Material to process:

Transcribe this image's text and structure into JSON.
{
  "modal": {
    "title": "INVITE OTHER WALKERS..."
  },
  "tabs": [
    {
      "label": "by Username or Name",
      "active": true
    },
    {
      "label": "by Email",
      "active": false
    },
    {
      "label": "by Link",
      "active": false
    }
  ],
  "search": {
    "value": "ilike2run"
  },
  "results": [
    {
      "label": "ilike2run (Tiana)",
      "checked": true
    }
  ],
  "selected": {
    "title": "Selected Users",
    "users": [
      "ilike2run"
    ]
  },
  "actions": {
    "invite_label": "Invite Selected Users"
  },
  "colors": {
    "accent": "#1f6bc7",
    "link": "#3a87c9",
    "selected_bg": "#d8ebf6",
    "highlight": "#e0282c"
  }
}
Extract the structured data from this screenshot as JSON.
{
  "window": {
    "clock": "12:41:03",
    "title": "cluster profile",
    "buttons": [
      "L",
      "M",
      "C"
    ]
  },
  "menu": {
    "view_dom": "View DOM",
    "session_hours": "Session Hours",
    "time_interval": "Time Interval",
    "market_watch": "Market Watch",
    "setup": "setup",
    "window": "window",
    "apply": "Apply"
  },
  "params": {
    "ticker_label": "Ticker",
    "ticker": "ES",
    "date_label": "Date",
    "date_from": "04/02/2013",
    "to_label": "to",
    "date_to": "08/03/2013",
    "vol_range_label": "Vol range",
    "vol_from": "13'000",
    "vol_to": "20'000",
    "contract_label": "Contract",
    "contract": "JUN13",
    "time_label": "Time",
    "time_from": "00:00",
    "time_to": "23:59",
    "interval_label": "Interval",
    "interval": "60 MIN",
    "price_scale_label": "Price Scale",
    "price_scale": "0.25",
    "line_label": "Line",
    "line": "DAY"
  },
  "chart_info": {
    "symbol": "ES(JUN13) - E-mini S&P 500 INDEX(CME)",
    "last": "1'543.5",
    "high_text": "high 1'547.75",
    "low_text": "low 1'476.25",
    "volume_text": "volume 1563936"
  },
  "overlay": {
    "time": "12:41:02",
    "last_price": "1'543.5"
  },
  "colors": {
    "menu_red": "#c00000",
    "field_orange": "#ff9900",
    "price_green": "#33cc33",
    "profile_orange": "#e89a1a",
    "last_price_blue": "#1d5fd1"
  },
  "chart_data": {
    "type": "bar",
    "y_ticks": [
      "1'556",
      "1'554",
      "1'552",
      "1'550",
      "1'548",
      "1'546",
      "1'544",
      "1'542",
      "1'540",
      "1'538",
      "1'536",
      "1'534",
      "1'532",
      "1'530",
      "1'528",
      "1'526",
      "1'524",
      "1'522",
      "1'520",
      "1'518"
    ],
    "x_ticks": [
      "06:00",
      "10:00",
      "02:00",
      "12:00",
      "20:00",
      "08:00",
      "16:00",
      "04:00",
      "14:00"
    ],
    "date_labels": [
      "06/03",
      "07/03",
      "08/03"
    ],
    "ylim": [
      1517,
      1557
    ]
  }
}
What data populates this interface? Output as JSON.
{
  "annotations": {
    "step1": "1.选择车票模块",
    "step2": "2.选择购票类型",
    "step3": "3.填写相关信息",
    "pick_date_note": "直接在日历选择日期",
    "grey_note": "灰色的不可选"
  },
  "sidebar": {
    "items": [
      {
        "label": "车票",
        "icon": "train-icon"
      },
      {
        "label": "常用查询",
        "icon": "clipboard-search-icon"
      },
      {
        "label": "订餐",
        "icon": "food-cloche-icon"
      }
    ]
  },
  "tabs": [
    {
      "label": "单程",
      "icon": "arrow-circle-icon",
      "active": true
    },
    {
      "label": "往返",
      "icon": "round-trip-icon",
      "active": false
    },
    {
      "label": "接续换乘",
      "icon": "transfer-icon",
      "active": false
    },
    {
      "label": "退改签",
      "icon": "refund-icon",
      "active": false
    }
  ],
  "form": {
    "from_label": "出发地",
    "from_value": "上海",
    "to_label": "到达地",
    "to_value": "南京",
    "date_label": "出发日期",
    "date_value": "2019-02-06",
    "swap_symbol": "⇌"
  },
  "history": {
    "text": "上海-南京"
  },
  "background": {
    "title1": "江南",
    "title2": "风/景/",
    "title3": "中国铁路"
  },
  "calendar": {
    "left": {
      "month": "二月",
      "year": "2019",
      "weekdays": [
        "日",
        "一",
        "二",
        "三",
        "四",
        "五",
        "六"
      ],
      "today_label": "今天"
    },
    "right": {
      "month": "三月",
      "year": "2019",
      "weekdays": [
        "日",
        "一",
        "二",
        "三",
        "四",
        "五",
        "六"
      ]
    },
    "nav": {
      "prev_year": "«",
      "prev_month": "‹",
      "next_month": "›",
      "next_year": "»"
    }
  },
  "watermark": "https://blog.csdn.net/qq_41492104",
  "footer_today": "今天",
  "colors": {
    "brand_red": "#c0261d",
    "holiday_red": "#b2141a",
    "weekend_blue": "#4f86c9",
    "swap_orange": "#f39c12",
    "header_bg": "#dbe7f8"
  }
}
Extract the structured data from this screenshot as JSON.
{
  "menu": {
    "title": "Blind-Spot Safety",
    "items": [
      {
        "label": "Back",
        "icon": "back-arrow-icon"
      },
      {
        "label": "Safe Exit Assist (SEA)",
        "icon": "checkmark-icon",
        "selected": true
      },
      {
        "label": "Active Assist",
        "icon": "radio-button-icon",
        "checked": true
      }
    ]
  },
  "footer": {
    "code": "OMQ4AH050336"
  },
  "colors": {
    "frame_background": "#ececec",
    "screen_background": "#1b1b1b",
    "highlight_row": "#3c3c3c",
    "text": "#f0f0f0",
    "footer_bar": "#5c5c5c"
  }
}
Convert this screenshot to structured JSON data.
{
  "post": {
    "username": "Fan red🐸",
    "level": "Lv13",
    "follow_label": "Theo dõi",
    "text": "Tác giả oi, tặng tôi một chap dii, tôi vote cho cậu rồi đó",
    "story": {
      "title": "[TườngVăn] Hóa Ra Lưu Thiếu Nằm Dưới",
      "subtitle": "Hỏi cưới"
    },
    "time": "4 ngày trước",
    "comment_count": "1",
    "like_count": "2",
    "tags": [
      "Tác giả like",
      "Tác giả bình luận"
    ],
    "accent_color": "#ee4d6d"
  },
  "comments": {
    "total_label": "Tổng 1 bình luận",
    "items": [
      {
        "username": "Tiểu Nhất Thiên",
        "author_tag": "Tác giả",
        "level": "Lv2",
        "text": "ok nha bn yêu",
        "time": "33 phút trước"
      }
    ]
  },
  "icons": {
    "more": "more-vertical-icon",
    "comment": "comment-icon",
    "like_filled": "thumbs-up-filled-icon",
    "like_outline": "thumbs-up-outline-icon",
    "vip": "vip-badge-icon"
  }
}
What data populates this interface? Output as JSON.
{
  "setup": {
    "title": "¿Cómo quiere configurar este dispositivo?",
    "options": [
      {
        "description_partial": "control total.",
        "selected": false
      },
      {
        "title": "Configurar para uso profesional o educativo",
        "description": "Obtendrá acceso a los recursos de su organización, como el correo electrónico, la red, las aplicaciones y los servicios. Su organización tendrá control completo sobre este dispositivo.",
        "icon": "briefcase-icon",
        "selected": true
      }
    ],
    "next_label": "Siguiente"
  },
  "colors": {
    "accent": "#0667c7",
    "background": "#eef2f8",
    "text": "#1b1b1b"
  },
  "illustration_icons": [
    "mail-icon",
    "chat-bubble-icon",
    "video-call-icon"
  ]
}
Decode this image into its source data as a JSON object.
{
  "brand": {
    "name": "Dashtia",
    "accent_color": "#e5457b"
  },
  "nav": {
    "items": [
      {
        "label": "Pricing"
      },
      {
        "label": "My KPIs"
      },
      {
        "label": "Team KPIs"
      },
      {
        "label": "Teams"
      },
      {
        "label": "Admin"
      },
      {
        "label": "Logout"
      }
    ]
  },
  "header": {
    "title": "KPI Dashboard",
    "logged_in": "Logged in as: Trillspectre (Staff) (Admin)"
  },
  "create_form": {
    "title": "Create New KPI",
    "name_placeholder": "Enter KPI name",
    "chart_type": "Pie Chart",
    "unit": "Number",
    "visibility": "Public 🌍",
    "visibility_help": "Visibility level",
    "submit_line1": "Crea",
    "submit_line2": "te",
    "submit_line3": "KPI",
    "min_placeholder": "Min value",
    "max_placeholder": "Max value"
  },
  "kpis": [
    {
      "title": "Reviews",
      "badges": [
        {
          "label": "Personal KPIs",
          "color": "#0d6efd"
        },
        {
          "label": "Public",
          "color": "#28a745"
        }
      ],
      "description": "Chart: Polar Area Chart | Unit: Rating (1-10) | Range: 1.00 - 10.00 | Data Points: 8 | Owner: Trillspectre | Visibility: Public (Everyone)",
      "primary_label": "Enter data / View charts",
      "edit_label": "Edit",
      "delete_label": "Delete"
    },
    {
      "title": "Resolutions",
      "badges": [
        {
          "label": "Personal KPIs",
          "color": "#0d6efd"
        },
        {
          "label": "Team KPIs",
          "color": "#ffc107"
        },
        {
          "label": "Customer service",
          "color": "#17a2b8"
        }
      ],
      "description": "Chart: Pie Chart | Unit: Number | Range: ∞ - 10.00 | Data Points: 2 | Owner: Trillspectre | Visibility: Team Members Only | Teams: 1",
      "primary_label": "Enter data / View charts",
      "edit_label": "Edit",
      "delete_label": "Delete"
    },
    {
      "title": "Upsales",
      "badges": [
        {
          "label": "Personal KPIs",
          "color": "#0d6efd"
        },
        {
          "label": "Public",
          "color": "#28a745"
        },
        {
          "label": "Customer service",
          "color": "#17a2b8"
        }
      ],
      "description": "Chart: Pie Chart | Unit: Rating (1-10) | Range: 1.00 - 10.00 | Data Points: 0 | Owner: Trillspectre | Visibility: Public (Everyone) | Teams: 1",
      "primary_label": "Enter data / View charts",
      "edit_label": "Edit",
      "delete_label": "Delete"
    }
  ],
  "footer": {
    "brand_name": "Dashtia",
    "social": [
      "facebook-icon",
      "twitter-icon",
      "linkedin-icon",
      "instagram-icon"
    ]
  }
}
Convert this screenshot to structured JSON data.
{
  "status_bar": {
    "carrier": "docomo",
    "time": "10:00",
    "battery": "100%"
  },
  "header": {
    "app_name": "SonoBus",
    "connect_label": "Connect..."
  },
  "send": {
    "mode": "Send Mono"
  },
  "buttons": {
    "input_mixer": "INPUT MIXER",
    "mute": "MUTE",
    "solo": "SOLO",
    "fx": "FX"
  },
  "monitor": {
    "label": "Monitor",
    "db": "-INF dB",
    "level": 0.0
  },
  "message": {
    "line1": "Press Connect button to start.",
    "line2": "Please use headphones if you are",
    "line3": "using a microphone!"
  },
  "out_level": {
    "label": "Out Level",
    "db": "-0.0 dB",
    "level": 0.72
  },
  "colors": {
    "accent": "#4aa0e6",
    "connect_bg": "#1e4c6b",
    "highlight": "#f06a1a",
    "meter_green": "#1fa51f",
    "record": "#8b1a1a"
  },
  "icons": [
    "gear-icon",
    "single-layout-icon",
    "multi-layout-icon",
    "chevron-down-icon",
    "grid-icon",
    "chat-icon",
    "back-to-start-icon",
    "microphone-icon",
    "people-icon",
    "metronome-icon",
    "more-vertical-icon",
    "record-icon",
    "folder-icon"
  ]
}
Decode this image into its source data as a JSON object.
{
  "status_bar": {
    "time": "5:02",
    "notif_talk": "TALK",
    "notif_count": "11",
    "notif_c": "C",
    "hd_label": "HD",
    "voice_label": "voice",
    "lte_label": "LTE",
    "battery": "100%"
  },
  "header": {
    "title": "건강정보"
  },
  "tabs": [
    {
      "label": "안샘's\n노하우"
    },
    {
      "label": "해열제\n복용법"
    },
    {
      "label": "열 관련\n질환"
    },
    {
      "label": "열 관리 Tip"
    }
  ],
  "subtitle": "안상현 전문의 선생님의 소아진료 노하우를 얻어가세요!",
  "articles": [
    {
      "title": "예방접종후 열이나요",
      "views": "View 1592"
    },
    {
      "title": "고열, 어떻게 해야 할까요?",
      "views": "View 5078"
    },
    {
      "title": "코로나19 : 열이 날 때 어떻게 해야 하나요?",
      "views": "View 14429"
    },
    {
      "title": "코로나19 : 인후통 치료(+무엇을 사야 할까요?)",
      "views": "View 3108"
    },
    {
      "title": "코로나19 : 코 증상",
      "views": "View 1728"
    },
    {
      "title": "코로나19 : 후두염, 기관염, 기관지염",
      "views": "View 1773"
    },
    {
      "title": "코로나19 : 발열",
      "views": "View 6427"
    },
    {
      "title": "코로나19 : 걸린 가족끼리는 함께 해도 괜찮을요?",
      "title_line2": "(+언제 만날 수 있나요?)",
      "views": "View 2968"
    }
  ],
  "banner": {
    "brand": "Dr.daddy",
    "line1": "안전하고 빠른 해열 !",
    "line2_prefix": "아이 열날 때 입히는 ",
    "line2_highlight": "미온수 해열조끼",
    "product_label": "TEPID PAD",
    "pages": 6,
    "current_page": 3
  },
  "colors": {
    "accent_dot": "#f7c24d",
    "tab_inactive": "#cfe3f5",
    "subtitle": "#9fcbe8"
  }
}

Exercise prompt: Go through the data above and find the lines with the word "subtitle". Copy each of those lines.

Finished task:
      "subtitle": "Hỏi cưới"
  "subtitle": "안상현 전문의 선생님의 소아진료 노하우를 얻어가세요!",
    "subtitle": "#9fcbe8"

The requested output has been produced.